• **Bloc de texte**
Renvoyé à plusieurs reprises, le procès des deux anciens ministres des Travaux publics, Amar Ghoul et Abdelkader Kadi, ainsi que du patron du groupe ETRHB, Ali Haddad, a encore une fois été reporté, jeudi dernier, au 3 mars prochain, par le pôle financier et économique près le tribunal de Sidi M’hamed, à Alger.
Cette fois-ci, les raisons diffèrent de celles qui ont motivé les précédents ajournements. Alors que le président semblait décidé à examiner l’affaire, Me Nadir Lakhdari, l’un des avocats de Ali Haddad s’offusque contre la mauvaise connexion internet avec la prison de Tazoult à Batna, où est détenu l’homme d’affaires.
Ce dernier refuse que son mandant soit jugé par visioconférence et exige qu’il soit présent à l’audience. «Vous constatez que dans 90% des procès par visioconférence, l’audition est quasiment impossible. Le réseau fonctionne très mal. Regardez, le prévenu n’a ni le son ni l’image. Son droit à un procès équitable est bafoué.
Lors de la dernière audience, il ne voyait que la pile des dossiers qu’il y avait devant vous. Est-ce normal ?» lance l’avocat, ajoutant : «Nous faisons 500 km, aller-retour à chaque fois que nous voulons le voir.
Ces conditions nous mettent dans l’incapacité d’assurer notre mission. Les conditions d’un procès équitable, tel que garanti par la loi, ne sont pas réunies. Pourquoi certains sont là et d’autres sont jugés par visioconférence ? Nous avons gardé le silence jusque-là, mais aujourd’hui, c’est trop ! Nous voulons un renvoi de l’affaire pour le ramener au procès et le juger.» Le juge regarde le grand écran en face de lui, et où apparaît Ali Haddad, assis sur une chaise dans une grande salle. «Ali Haddad, m’entendez-vous ?» l’interroge- t-il et le prévenu ne répond pas.
Le magistrat insiste plusieurs fois, avant que la voix du prévenu ne soit entendue. «J’entends un mot puis ça se coupe. Vous m’entendez Monsieur le juge ?» Me Lakhdari : «C’est un procès inacceptable. Comment Ali Haddad peut-il savoir ce qui se dit à l’audience, ou répondre aux questions ? Comment le tribunal peut-il entendre ses réponses pour pouvoir le juger ?» Un peu froissé, le juge donne la parole au procureur qui déclare : «Le recours à la visioconférence est prévu par la loi.
Pour des raisons financières et matérielles, il ne peut être extrait de la prison de Tazoult à chaque fois. Nous rejetons les demandes de la défense.» Me Nadir Lakhdari : «La loi a certes prévu, en 2020, les procès à distance, mais elle précise que ce dernier soit transmis dans de bonnes conditions. Est-ce le cas ?

• **Lignes enregistrées**
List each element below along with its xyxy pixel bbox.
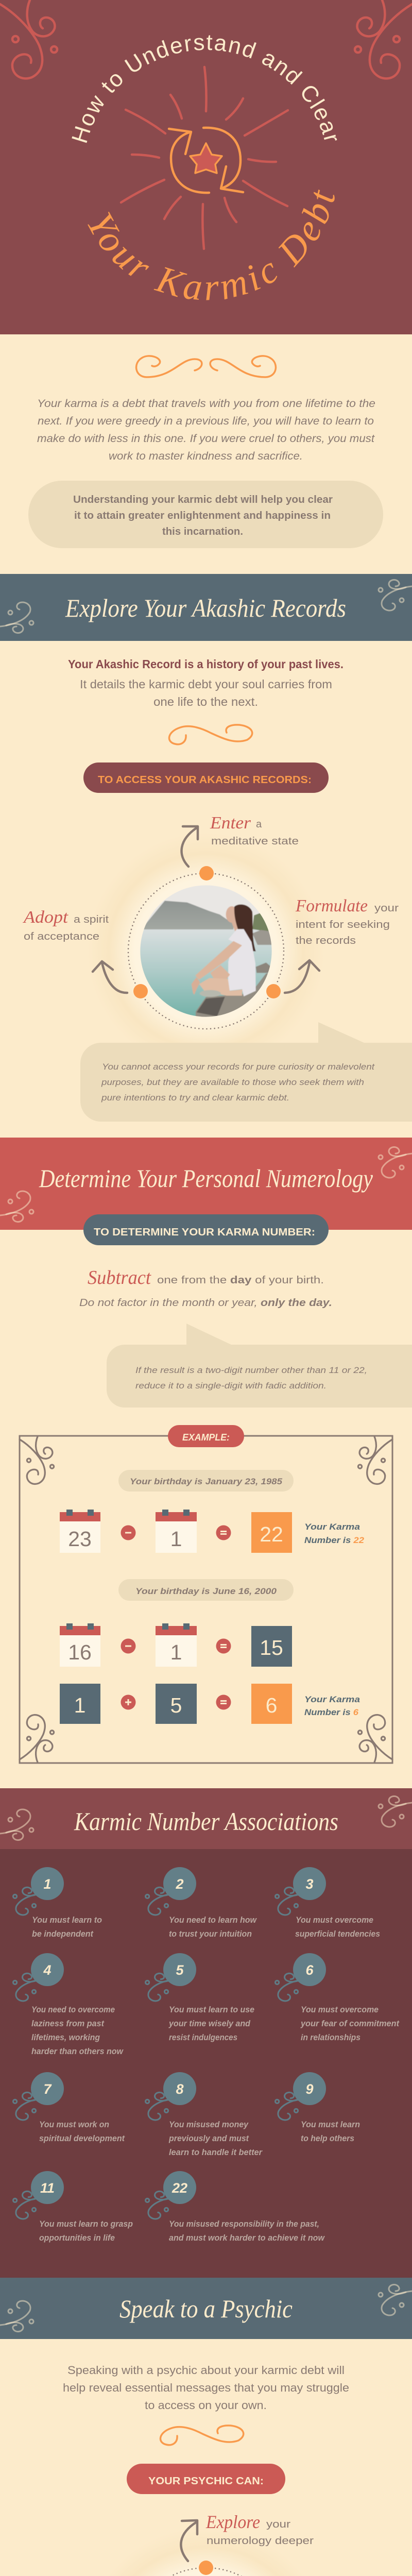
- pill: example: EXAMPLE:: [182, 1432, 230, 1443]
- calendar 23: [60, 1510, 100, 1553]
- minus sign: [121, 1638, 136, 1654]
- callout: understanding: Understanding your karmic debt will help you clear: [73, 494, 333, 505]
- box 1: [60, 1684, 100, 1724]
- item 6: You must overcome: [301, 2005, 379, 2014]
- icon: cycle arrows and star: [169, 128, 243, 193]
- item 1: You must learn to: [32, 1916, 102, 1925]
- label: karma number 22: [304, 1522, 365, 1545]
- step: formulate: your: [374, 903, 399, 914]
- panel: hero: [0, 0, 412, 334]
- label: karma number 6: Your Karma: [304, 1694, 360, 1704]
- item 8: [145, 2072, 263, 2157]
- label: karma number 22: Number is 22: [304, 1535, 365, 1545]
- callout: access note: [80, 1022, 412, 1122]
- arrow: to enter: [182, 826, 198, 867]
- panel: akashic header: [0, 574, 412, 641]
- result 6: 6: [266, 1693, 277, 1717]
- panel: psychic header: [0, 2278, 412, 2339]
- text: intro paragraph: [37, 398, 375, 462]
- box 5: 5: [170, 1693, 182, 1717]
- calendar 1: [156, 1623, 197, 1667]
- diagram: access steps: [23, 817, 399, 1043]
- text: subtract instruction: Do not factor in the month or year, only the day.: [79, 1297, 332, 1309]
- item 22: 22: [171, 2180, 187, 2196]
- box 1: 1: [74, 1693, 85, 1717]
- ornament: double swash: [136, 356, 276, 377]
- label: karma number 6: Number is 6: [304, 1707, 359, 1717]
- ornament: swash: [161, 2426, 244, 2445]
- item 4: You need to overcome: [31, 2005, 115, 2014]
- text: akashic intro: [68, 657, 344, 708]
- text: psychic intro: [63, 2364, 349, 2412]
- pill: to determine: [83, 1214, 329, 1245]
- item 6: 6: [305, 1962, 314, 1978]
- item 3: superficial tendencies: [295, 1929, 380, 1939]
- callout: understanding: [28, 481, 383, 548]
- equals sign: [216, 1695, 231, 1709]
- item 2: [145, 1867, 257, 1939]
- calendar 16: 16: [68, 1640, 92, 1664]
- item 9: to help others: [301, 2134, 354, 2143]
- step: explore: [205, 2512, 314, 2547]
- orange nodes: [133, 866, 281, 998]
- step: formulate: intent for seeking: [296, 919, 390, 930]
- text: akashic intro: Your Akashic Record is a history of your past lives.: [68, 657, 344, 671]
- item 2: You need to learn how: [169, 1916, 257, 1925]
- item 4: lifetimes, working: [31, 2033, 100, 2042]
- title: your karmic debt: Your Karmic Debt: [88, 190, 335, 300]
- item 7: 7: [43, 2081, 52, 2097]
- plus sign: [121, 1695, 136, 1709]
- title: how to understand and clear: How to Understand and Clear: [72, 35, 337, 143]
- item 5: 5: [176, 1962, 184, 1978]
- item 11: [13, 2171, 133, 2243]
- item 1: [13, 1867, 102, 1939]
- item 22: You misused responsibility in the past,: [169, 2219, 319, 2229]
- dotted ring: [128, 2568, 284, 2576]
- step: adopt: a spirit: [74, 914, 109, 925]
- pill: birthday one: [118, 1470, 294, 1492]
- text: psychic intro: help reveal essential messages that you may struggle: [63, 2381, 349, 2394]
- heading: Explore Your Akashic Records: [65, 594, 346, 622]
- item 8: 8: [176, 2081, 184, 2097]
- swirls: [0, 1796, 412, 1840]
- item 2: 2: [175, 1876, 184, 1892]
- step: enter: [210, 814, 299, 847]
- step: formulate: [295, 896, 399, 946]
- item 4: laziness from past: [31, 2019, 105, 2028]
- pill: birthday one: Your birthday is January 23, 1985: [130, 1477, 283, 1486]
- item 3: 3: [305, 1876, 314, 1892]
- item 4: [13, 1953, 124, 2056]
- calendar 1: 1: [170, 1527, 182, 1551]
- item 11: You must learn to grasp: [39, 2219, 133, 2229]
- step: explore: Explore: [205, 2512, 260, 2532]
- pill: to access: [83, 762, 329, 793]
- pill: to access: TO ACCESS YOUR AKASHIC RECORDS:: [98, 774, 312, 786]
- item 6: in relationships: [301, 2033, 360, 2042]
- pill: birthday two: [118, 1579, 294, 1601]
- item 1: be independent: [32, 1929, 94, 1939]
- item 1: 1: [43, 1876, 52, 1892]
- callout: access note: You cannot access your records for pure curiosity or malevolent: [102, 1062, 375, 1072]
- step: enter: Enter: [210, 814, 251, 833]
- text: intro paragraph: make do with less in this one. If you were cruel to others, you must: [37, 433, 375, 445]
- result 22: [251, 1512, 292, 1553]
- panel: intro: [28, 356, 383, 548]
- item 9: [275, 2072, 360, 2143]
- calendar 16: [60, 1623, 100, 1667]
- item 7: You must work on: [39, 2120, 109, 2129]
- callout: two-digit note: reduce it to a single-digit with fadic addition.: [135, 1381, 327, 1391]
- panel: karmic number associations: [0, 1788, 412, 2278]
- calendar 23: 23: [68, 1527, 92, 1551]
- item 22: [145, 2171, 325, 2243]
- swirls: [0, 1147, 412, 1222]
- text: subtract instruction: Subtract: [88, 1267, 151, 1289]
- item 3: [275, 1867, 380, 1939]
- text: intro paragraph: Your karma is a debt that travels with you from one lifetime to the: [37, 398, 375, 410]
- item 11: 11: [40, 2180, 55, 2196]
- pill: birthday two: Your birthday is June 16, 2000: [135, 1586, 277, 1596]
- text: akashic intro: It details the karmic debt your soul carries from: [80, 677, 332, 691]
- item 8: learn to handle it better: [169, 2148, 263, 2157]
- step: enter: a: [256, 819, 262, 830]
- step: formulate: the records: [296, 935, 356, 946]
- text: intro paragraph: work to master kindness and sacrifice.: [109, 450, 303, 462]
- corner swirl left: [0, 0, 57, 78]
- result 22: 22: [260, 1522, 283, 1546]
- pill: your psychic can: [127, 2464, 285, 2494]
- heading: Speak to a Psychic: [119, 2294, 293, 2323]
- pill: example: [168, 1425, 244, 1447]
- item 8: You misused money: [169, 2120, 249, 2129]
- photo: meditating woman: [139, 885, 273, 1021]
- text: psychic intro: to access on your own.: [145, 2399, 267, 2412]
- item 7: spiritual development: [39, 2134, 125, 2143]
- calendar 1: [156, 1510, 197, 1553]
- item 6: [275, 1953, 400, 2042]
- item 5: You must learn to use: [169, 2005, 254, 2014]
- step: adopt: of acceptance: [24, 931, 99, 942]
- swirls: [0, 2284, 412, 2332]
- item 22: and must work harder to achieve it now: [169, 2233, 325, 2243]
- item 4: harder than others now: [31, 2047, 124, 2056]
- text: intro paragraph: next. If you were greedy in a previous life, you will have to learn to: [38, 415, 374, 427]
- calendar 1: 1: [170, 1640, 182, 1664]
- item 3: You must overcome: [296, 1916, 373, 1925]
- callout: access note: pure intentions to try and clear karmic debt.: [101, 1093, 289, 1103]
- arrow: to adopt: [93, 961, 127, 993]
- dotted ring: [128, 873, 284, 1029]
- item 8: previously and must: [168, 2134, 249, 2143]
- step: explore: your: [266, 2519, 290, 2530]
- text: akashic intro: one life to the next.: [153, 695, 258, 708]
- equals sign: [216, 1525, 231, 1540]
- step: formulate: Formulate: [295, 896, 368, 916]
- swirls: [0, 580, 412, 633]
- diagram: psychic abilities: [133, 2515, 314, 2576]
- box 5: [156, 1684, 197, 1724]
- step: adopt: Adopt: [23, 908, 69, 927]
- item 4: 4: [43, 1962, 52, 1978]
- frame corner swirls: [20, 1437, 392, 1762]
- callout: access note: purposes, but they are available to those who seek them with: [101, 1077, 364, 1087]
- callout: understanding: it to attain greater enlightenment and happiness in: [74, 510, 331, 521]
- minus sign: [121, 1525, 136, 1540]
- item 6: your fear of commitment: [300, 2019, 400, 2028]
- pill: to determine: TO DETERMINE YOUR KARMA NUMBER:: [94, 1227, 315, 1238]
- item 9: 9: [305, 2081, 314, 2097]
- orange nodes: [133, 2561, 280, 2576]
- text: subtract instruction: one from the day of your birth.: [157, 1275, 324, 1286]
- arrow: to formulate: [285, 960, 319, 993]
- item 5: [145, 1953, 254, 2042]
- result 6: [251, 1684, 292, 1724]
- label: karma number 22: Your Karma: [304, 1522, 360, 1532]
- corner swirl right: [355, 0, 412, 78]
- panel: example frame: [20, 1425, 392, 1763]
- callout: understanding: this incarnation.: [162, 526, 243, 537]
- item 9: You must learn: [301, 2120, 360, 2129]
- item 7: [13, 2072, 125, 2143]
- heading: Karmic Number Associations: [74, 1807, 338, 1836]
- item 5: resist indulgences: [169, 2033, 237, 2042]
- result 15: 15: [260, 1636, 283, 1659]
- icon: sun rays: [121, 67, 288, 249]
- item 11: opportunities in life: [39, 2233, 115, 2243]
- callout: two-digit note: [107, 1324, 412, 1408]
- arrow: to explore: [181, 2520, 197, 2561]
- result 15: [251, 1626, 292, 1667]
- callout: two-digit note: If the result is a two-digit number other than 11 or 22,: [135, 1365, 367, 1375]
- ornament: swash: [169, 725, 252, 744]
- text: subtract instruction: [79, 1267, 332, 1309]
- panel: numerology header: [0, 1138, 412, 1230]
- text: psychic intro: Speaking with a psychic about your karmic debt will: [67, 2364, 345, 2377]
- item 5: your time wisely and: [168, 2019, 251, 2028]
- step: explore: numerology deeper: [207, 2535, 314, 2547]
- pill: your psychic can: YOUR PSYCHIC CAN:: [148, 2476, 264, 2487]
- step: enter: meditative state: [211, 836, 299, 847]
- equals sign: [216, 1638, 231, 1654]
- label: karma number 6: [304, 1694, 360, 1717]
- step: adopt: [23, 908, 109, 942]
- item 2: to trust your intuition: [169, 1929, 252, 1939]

• **À faire**
[1] Dans l'article sur le procès, répondez à chaque question :
(a) À quelle date le procès a-t-il été reporté ?
(b) Dans quelle prison Ali Haddad est-il détenu ?
(c) Combien de kilomètres les avocats parcourent-ils, aller-retour, pour le voir ?
[2] Citez l'article sur le procès de « Lors de la dernière » à « ne répond pas. ».
[3] Écrivez la suite de l'article sur le procès d'Ali Haddad, à partir de sa dernière phrase.
Les lignes n'ont aucun lien avec l'article sur le procès.

• **Réponses**
[1]
(a) Au 3 mars prochain.
(b) À la prison de Tazoult, à Batna.
(c) 500 km.

[2]
Lors de la dernière audience, il ne voyait que la pile des dossiers qu’il y avait devant vous. Est-ce normal ?» lance l’avocat, ajoutant : «Nous faisons 500 km, aller-retour à chaque fois que nous voulons le voir.
Ces conditions nous mettent dans l’incapacité d’assurer notre mission. Les conditions d’un procès équitable, tel que garanti par la loi, ne sont pas réunies. Pourquoi certains sont là et d’autres sont jugés par visioconférence ? Nous avons gardé le silence jusque-là, mais aujourd’hui, c’est trop ! Nous voulons un renvoi de l’affaire pour le ramener au procès et le juger.» Le juge regarde le grand écran en face de lui, et où apparaît Ali Haddad, assis sur une chaise dans une grande salle. «Ali Haddad, m’entendez-vous ?» l’interroge- t-il et le prévenu ne répond pas.

[3]
Tout le monde voit qu’il n’y a ni son ni image. Que le procureur se mette à la place du prévenu et il verra qu’il lui est impossible de suivre l’audience. Nous avons tous une responsabilité. Chacun de nous, dans cette audience. Le prévenu veut être jugé, comme tous ceux qui sont là. Il veut une équité. Qu’il soit là avec les autres et qu’il se défende. La défense vous demande d’appliquer la loi et rien d’autre.»
«C’est inacceptable !»
Lui emboîtant le pas, Me Djamil Chelgham déclare : «Au nom de tous mes confrères présents ici, nous vous informons qu’au cas où le procès se poursuit dans ces conditions, nous serons dans l’obligation de prendre d’autres mesures. Notre demande ne relève pas de l’impossible. Nous sommes tous pour la présence du prévenu au procès, dans le seul but de préserver ses droits et ceux de sa défense. Nous refusons le procès sans le rétablissement du son et de l’image.» Le juge suspend l’audience.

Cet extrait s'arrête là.